▶ _Exercise task_
Copy out all lines that carry the word "RESEARCH".

:::

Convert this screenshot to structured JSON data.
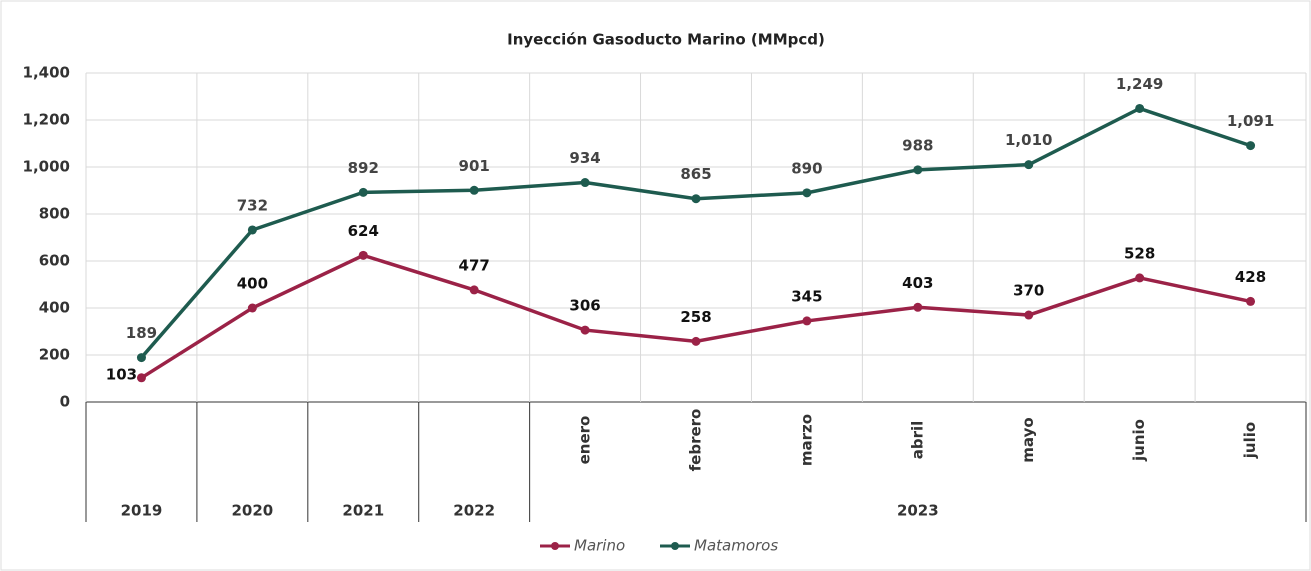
{
  "chart_data": {
    "type": "line",
    "title": "Inyección Gasoducto Marino (MMpcd)",
    "categories": [
      null,
      null,
      null,
      null,
      "enero",
      "febrero",
      "marzo",
      "abril",
      "mayo",
      "junio",
      "julio"
    ],
    "category_groups": [
      "2019",
      "2020",
      "2021",
      "2022",
      "2023",
      "2023",
      "2023",
      "2023",
      "2023",
      "2023",
      "2023"
    ],
    "series": [
      {
        "name": "Marino",
        "color": "#9b2247",
        "values": [
          103,
          400,
          624,
          477,
          306,
          258,
          345,
          403,
          370,
          528,
          428
        ]
      },
      {
        "name": "Matamoros",
        "color": "#1e5b4f",
        "values": [
          189,
          732,
          892,
          901,
          934,
          865,
          890,
          988,
          1010,
          1249,
          1091
        ],
        "value_labels": [
          "189",
          "732",
          "892",
          "901",
          "934",
          "865",
          "890",
          "988",
          "1,010",
          "1,249",
          "1,091"
        ]
      }
    ],
    "ylim": [
      0,
      1400
    ],
    "yticks": [
      0,
      200,
      400,
      600,
      800,
      {
        "value": 1000,
        "label": "1,000"
      },
      {
        "value": 1200,
        "label": "1,200"
      },
      {
        "value": 1400,
        "label": "1,400"
      }
    ],
    "grid": true,
    "legend": "bottom"
  }
}
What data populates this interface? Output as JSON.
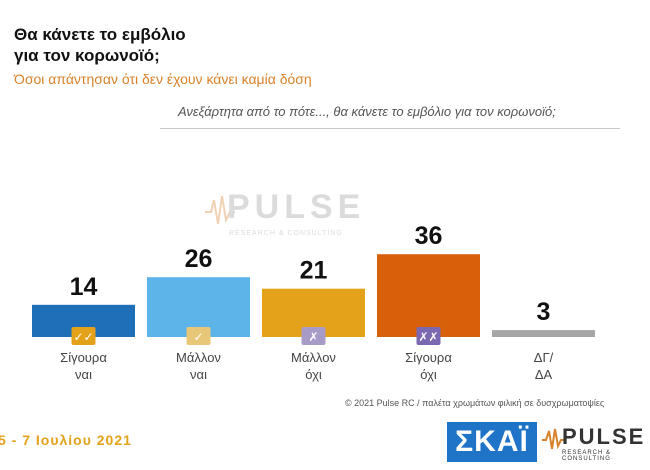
{
  "header": {
    "title_line1": "Θα κάνετε το εμβόλιο",
    "title_line2": "για τον κορωνοϊό;",
    "subtitle": "Όσοι απάντησαν ότι δεν έχουν κάνει καμία δόση",
    "question": "Ανεξάρτητα από το πότε..., θα κάνετε το εμβόλιο για τον κορωνοϊό;"
  },
  "chart_data": {
    "type": "bar",
    "categories": [
      [
        "Σίγουρα",
        "ναι"
      ],
      [
        "Μάλλον",
        "ναι"
      ],
      [
        "Μάλλον",
        "όχι"
      ],
      [
        "Σίγουρα",
        "όχι"
      ],
      [
        "ΔΓ/",
        "ΔΑ"
      ]
    ],
    "values": [
      14,
      26,
      21,
      36,
      3
    ],
    "colors": [
      "#1e6fb7",
      "#5db4e8",
      "#e3a21a",
      "#d9600b",
      "#a6a6a6"
    ],
    "badges": [
      {
        "symbol": "✓✓",
        "color": "#e3a21a"
      },
      {
        "symbol": "✓",
        "color": "#e8c878"
      },
      {
        "symbol": "✗",
        "color": "#a99bc7"
      },
      {
        "symbol": "✗✗",
        "color": "#7b68b0"
      },
      null
    ],
    "ylim": [
      0,
      40
    ],
    "grid": false,
    "legend": "none"
  },
  "watermark": {
    "text": "PULSE",
    "sub": "RESEARCH & CONSULTING"
  },
  "footer": {
    "copyright": "© 2021 Pulse RC  /  παλέτα χρωμάτων φιλική σε δυσχρωματοψίες",
    "dates": "5 - 7 Ιουλίου 2021",
    "skai_logo": "ΣΚΑΪ",
    "pulse_logo": "PULSE",
    "pulse_logo_sub": "RESEARCH & CONSULTING"
  }
}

:::

▶ _Full answer_
    "sub": "RESEARCH & CONSULTING"
    "pulse_logo_sub": "RESEARCH & CONSULTING"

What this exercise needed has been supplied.